Stated goal:
Check each line of the records for "xlabel"; collect those that have it.

Entries from a visual dataset:

╔══

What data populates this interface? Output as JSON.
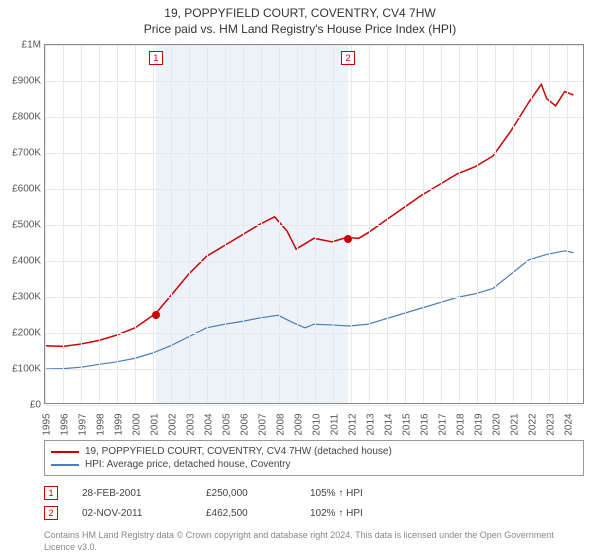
{
  "title": "19, POPPYFIELD COURT, COVENTRY, CV4 7HW",
  "subtitle": "Price paid vs. HM Land Registry's House Price Index (HPI)",
  "chart": {
    "type": "line",
    "background_color": "#ffffff",
    "grid_color": "#e8e8e8",
    "border_color": "#888888",
    "shade_color": "#e6eef7",
    "x_years": [
      1995,
      1996,
      1997,
      1998,
      1999,
      2000,
      2001,
      2002,
      2003,
      2004,
      2005,
      2006,
      2007,
      2008,
      2009,
      2010,
      2011,
      2012,
      2013,
      2014,
      2015,
      2016,
      2017,
      2018,
      2019,
      2020,
      2021,
      2022,
      2023,
      2024
    ],
    "x_range": [
      1995,
      2025
    ],
    "y_ticks": [
      0,
      100000,
      200000,
      300000,
      400000,
      500000,
      600000,
      700000,
      800000,
      900000,
      1000000
    ],
    "y_tick_labels": [
      "£0",
      "£100K",
      "£200K",
      "£300K",
      "£400K",
      "£500K",
      "£600K",
      "£700K",
      "£800K",
      "£900K",
      "£1M"
    ],
    "y_range": [
      0,
      1000000
    ],
    "title_fontsize": 12,
    "label_fontsize": 10,
    "shaded_range": [
      2001.16,
      2011.84
    ],
    "series": [
      {
        "name": "19, POPPYFIELD COURT, COVENTRY, CV4 7HW (detached house)",
        "color": "#cc0000",
        "line_width": 1.5,
        "data": [
          [
            1995,
            160000
          ],
          [
            1996,
            158000
          ],
          [
            1997,
            165000
          ],
          [
            1998,
            175000
          ],
          [
            1999,
            190000
          ],
          [
            2000,
            210000
          ],
          [
            2001.16,
            250000
          ],
          [
            2002,
            300000
          ],
          [
            2003,
            360000
          ],
          [
            2004,
            410000
          ],
          [
            2005,
            440000
          ],
          [
            2006,
            470000
          ],
          [
            2007,
            500000
          ],
          [
            2007.8,
            520000
          ],
          [
            2008.5,
            480000
          ],
          [
            2009,
            430000
          ],
          [
            2009.5,
            445000
          ],
          [
            2010,
            460000
          ],
          [
            2011,
            450000
          ],
          [
            2011.84,
            462500
          ],
          [
            2012.5,
            460000
          ],
          [
            2013,
            475000
          ],
          [
            2014,
            510000
          ],
          [
            2015,
            545000
          ],
          [
            2016,
            580000
          ],
          [
            2017,
            610000
          ],
          [
            2018,
            640000
          ],
          [
            2019,
            660000
          ],
          [
            2020,
            690000
          ],
          [
            2021,
            760000
          ],
          [
            2022,
            840000
          ],
          [
            2022.7,
            890000
          ],
          [
            2023,
            850000
          ],
          [
            2023.5,
            830000
          ],
          [
            2024,
            870000
          ],
          [
            2024.5,
            860000
          ]
        ]
      },
      {
        "name": "HPI: Average price, detached house, Coventry",
        "color": "#4a7ebb",
        "line_width": 1.2,
        "data": [
          [
            1995,
            95000
          ],
          [
            1996,
            96000
          ],
          [
            1997,
            100000
          ],
          [
            1998,
            108000
          ],
          [
            1999,
            115000
          ],
          [
            2000,
            125000
          ],
          [
            2001,
            140000
          ],
          [
            2002,
            160000
          ],
          [
            2003,
            185000
          ],
          [
            2004,
            210000
          ],
          [
            2005,
            220000
          ],
          [
            2006,
            228000
          ],
          [
            2007,
            238000
          ],
          [
            2008,
            245000
          ],
          [
            2008.8,
            225000
          ],
          [
            2009.5,
            210000
          ],
          [
            2010,
            220000
          ],
          [
            2011,
            218000
          ],
          [
            2012,
            215000
          ],
          [
            2013,
            220000
          ],
          [
            2014,
            235000
          ],
          [
            2015,
            250000
          ],
          [
            2016,
            265000
          ],
          [
            2017,
            280000
          ],
          [
            2018,
            295000
          ],
          [
            2019,
            305000
          ],
          [
            2020,
            320000
          ],
          [
            2021,
            360000
          ],
          [
            2022,
            400000
          ],
          [
            2023,
            415000
          ],
          [
            2024,
            425000
          ],
          [
            2024.5,
            420000
          ]
        ]
      }
    ],
    "markers": [
      {
        "label": "1",
        "x": 2001.16,
        "y": 250000,
        "color": "#cc0000"
      },
      {
        "label": "2",
        "x": 2011.84,
        "y": 462500,
        "color": "#cc0000"
      }
    ]
  },
  "legend": [
    {
      "color": "#cc0000",
      "text": "19, POPPYFIELD COURT, COVENTRY, CV4 7HW (detached house)"
    },
    {
      "color": "#4a7ebb",
      "text": "HPI: Average price, detached house, Coventry"
    }
  ],
  "sales": [
    {
      "marker": "1",
      "marker_color": "#cc0000",
      "date": "28-FEB-2001",
      "price": "£250,000",
      "hpi": "105% ↑ HPI"
    },
    {
      "marker": "2",
      "marker_color": "#cc0000",
      "date": "02-NOV-2011",
      "price": "£462,500",
      "hpi": "102% ↑ HPI"
    }
  ],
  "attribution": "Contains HM Land Registry data © Crown copyright and database right 2024. This data is licensed under the Open Government Licence v3.0."
}
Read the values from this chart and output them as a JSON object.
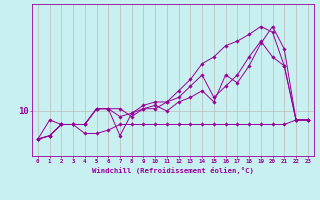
{
  "xlabel": "Windchill (Refroidissement éolien,°C)",
  "bg_color": "#c8f0f0",
  "line_color": "#990099",
  "grid_color": "#bbbbbb",
  "x_values": [
    0,
    1,
    2,
    3,
    4,
    5,
    6,
    7,
    8,
    9,
    10,
    11,
    12,
    13,
    14,
    15,
    16,
    17,
    18,
    19,
    20,
    21,
    22,
    23
  ],
  "series": [
    [
      7.5,
      9.2,
      8.8,
      8.8,
      8.0,
      8.0,
      8.3,
      8.8,
      8.8,
      8.8,
      8.8,
      8.8,
      8.8,
      8.8,
      8.8,
      8.8,
      8.8,
      8.8,
      8.8,
      8.8,
      8.8,
      8.8,
      9.2,
      9.2
    ],
    [
      7.5,
      7.8,
      8.8,
      8.8,
      8.8,
      10.2,
      10.2,
      10.2,
      9.5,
      10.2,
      10.5,
      10.0,
      10.8,
      11.2,
      11.8,
      10.8,
      13.2,
      12.5,
      14.0,
      16.0,
      17.5,
      15.5,
      9.2,
      9.2
    ],
    [
      7.5,
      7.8,
      8.8,
      8.8,
      8.8,
      10.2,
      10.2,
      7.8,
      9.8,
      10.5,
      10.8,
      10.8,
      11.2,
      12.2,
      13.2,
      11.2,
      12.2,
      13.2,
      14.8,
      16.2,
      14.8,
      14.0,
      9.2,
      9.2
    ],
    [
      7.5,
      7.8,
      8.8,
      8.8,
      8.8,
      10.2,
      10.2,
      9.5,
      9.8,
      10.2,
      10.2,
      10.8,
      11.8,
      12.8,
      14.2,
      14.8,
      15.8,
      16.2,
      16.8,
      17.5,
      17.0,
      14.0,
      9.2,
      9.2
    ]
  ],
  "ytick_value": 10,
  "ytick_label": "10",
  "ylim": [
    6.0,
    19.5
  ],
  "xlim": [
    -0.5,
    23.5
  ],
  "figsize": [
    3.2,
    2.0
  ],
  "dpi": 100
}
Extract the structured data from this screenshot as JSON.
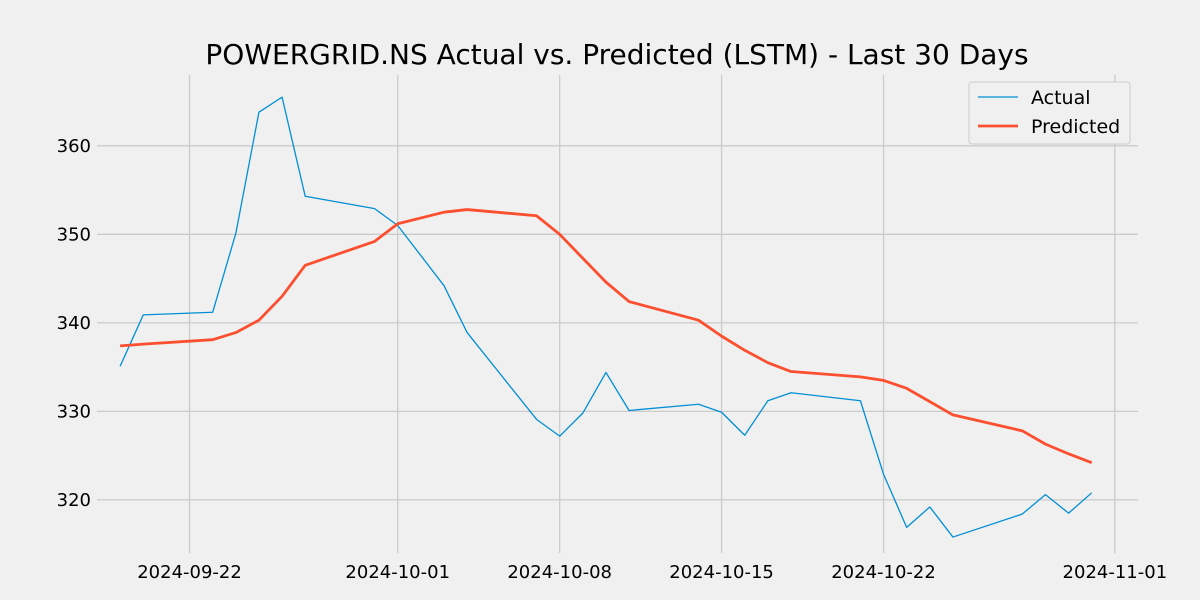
{
  "chart_data": {
    "type": "line",
    "title": "POWERGRID.NS Actual vs. Predicted (LSTM) - Last 30 Days",
    "xlabel": "",
    "ylabel": "",
    "x_axis_type": "date",
    "xlim": [
      "2024-09-18",
      "2024-11-02"
    ],
    "ylim": [
      314,
      368
    ],
    "x_ticks": [
      "2024-09-22",
      "2024-10-01",
      "2024-10-08",
      "2024-10-15",
      "2024-10-22",
      "2024-11-01"
    ],
    "y_ticks": [
      320,
      330,
      340,
      350,
      360
    ],
    "grid": true,
    "legend_position": "top-right",
    "series": [
      {
        "name": "Actual",
        "color": "#008fd5",
        "line_width": "thin",
        "points": [
          [
            "2024-09-19",
            335.1
          ],
          [
            "2024-09-20",
            340.9
          ],
          [
            "2024-09-23",
            341.2
          ],
          [
            "2024-09-24",
            350.1
          ],
          [
            "2024-09-25",
            363.8
          ],
          [
            "2024-09-26",
            365.5
          ],
          [
            "2024-09-27",
            354.3
          ],
          [
            "2024-09-30",
            352.9
          ],
          [
            "2024-10-01",
            351.0
          ],
          [
            "2024-10-03",
            344.2
          ],
          [
            "2024-10-04",
            338.9
          ],
          [
            "2024-10-07",
            329.1
          ],
          [
            "2024-10-08",
            327.2
          ],
          [
            "2024-10-09",
            329.8
          ],
          [
            "2024-10-10",
            334.4
          ],
          [
            "2024-10-11",
            330.1
          ],
          [
            "2024-10-14",
            330.8
          ],
          [
            "2024-10-15",
            329.9
          ],
          [
            "2024-10-16",
            327.3
          ],
          [
            "2024-10-17",
            331.2
          ],
          [
            "2024-10-18",
            332.1
          ],
          [
            "2024-10-21",
            331.2
          ],
          [
            "2024-10-22",
            322.9
          ],
          [
            "2024-10-23",
            316.9
          ],
          [
            "2024-10-24",
            319.2
          ],
          [
            "2024-10-25",
            315.8
          ],
          [
            "2024-10-28",
            318.4
          ],
          [
            "2024-10-29",
            320.6
          ],
          [
            "2024-10-30",
            318.5
          ],
          [
            "2024-10-31",
            320.8
          ]
        ]
      },
      {
        "name": "Predicted",
        "color": "#fc4f30",
        "line_width": "thick",
        "points": [
          [
            "2024-09-19",
            337.4
          ],
          [
            "2024-09-20",
            337.6
          ],
          [
            "2024-09-23",
            338.1
          ],
          [
            "2024-09-24",
            338.9
          ],
          [
            "2024-09-25",
            340.3
          ],
          [
            "2024-09-26",
            343.0
          ],
          [
            "2024-09-27",
            346.5
          ],
          [
            "2024-09-30",
            349.2
          ],
          [
            "2024-10-01",
            351.2
          ],
          [
            "2024-10-03",
            352.5
          ],
          [
            "2024-10-04",
            352.8
          ],
          [
            "2024-10-07",
            352.1
          ],
          [
            "2024-10-08",
            350.0
          ],
          [
            "2024-10-09",
            347.3
          ],
          [
            "2024-10-10",
            344.6
          ],
          [
            "2024-10-11",
            342.4
          ],
          [
            "2024-10-14",
            340.3
          ],
          [
            "2024-10-15",
            338.5
          ],
          [
            "2024-10-16",
            336.9
          ],
          [
            "2024-10-17",
            335.5
          ],
          [
            "2024-10-18",
            334.5
          ],
          [
            "2024-10-21",
            333.9
          ],
          [
            "2024-10-22",
            333.5
          ],
          [
            "2024-10-23",
            332.6
          ],
          [
            "2024-10-24",
            331.1
          ],
          [
            "2024-10-25",
            329.6
          ],
          [
            "2024-10-28",
            327.8
          ],
          [
            "2024-10-29",
            326.3
          ],
          [
            "2024-10-30",
            325.2
          ],
          [
            "2024-10-31",
            324.2
          ]
        ]
      }
    ]
  }
}
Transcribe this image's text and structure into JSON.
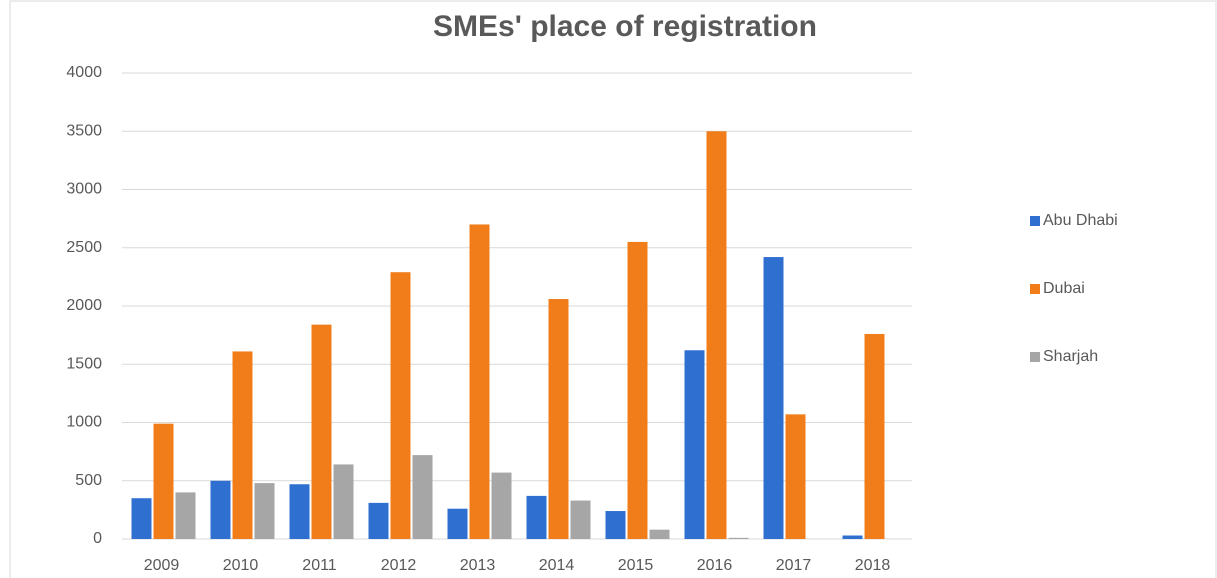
{
  "chart_data": {
    "type": "bar",
    "title": "SMEs' place of registration",
    "categories": [
      "2009",
      "2010",
      "2011",
      "2012",
      "2013",
      "2014",
      "2015",
      "2016",
      "2017",
      "2018"
    ],
    "series": [
      {
        "name": "Abu Dhabi",
        "color": "#2e6fd0",
        "values": [
          350,
          500,
          470,
          310,
          260,
          370,
          240,
          1620,
          2420,
          30
        ]
      },
      {
        "name": "Dubai",
        "color": "#f07d1a",
        "values": [
          990,
          1610,
          1840,
          2290,
          2700,
          2060,
          2550,
          3500,
          1070,
          1760
        ]
      },
      {
        "name": "Sharjah",
        "color": "#a6a6a6",
        "values": [
          400,
          480,
          640,
          720,
          570,
          330,
          80,
          10,
          0,
          0
        ]
      }
    ],
    "ylim": [
      0,
      4000
    ],
    "yticks": [
      0,
      500,
      1000,
      1500,
      2000,
      2500,
      3000,
      3500,
      4000
    ],
    "grid": true,
    "legend": "right"
  }
}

╚══

Answer for this exercise:
  "xlabel": "Windchill (Refroidissement éolien,°C)",
    "xlabel": "",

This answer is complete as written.